## What is expected
Copy out all of the data exactly as it appears.

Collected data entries
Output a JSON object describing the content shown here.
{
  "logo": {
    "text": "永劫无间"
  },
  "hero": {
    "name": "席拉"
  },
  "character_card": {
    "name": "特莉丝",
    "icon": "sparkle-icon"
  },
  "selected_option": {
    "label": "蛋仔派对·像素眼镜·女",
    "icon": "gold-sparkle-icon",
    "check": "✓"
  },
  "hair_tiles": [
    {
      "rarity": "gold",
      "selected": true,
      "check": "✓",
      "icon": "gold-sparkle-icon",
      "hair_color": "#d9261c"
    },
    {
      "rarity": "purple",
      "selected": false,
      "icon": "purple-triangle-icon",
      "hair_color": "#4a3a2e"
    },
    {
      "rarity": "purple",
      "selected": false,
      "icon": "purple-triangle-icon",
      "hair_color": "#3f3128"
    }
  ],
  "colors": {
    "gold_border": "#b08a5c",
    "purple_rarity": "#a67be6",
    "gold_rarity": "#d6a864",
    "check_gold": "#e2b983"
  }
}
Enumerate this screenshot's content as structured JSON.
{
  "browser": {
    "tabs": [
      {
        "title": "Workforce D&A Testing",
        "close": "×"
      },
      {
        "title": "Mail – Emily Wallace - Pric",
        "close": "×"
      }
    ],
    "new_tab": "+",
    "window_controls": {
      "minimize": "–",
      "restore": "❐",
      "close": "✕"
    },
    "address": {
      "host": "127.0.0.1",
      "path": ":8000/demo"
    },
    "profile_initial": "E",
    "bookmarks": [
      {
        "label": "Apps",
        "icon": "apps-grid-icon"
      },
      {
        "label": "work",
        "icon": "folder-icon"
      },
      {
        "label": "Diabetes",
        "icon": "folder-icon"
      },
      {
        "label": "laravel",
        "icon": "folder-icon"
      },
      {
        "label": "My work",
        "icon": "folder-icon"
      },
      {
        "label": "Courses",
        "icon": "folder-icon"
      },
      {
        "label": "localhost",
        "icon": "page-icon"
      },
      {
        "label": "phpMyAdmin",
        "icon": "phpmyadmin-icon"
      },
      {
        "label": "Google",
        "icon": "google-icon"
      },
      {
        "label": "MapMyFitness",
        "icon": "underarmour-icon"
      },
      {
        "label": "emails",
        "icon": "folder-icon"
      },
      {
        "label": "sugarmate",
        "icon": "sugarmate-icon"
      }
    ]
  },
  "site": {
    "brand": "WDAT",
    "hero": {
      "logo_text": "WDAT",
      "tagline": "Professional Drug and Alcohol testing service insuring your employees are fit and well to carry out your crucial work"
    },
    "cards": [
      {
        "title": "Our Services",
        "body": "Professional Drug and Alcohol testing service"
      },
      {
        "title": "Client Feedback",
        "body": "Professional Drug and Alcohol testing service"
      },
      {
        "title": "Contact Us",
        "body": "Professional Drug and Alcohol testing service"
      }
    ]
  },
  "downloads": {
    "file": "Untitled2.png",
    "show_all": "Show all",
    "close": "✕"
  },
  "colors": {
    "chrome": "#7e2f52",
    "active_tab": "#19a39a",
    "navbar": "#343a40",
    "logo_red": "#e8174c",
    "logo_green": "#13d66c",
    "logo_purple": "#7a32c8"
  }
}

## The result
Output a JSON object describing the content shown here.
{
  "logo": {
    "text": "永劫无间"
  },
  "hero": {
    "name": "席拉"
  },
  "character_card": {
    "name": "特莉丝",
    "icon": "sparkle-icon"
  },
  "selected_option": {
    "label": "蛋仔派对·像素眼镜·女",
    "icon": "gold-sparkle-icon",
    "check": "✓"
  },
  "hair_tiles": [
    {
      "rarity": "gold",
      "selected": true,
      "check": "✓",
      "icon": "gold-sparkle-icon",
      "hair_color": "#d9261c"
    },
    {
      "rarity": "purple",
      "selected": false,
      "icon": "purple-triangle-icon",
      "hair_color": "#4a3a2e"
    },
    {
      "rarity": "purple",
      "selected": false,
      "icon": "purple-triangle-icon",
      "hair_color": "#3f3128"
    }
  ],
  "colors": {
    "gold_border": "#b08a5c",
    "purple_rarity": "#a67be6",
    "gold_rarity": "#d6a864",
    "check_gold": "#e2b983"
  }
}
Enumerate this screenshot's content as structured JSON.
{
  "browser": {
    "tabs": [
      {
        "title": "Workforce D&A Testing",
        "close": "×"
      },
      {
        "title": "Mail – Emily Wallace - Pric",
        "close": "×"
      }
    ],
    "new_tab": "+",
    "window_controls": {
      "minimize": "–",
      "restore": "❐",
      "close": "✕"
    },
    "address": {
      "host": "127.0.0.1",
      "path": ":8000/demo"
    },
    "profile_initial": "E",
    "bookmarks": [
      {
        "label": "Apps",
        "icon": "apps-grid-icon"
      },
      {
        "label": "work",
        "icon": "folder-icon"
      },
      {
        "label": "Diabetes",
        "icon": "folder-icon"
      },
      {
        "label": "laravel",
        "icon": "folder-icon"
      },
      {
        "label": "My work",
        "icon": "folder-icon"
      },
      {
        "label": "Courses",
        "icon": "folder-icon"
      },
      {
        "label": "localhost",
        "icon": "page-icon"
      },
      {
        "label": "phpMyAdmin",
        "icon": "phpmyadmin-icon"
      },
      {
        "label": "Google",
        "icon": "google-icon"
      },
      {
        "label": "MapMyFitness",
        "icon": "underarmour-icon"
      },
      {
        "label": "emails",
        "icon": "folder-icon"
      },
      {
        "label": "sugarmate",
        "icon": "sugarmate-icon"
      }
    ]
  },
  "site": {
    "brand": "WDAT",
    "hero": {
      "logo_text": "WDAT",
      "tagline": "Professional Drug and Alcohol testing service insuring your employees are fit and well to carry out your crucial work"
    },
    "cards": [
      {
        "title": "Our Services",
        "body": "Professional Drug and Alcohol testing service"
      },
      {
        "title": "Client Feedback",
        "body": "Professional Drug and Alcohol testing service"
      },
      {
        "title": "Contact Us",
        "body": "Professional Drug and Alcohol testing service"
      }
    ]
  },
  "downloads": {
    "file": "Untitled2.png",
    "show_all": "Show all",
    "close": "✕"
  },
  "colors": {
    "chrome": "#7e2f52",
    "active_tab": "#19a39a",
    "navbar": "#343a40",
    "logo_red": "#e8174c",
    "logo_green": "#13d66c",
    "logo_purple": "#7a32c8"
  }
}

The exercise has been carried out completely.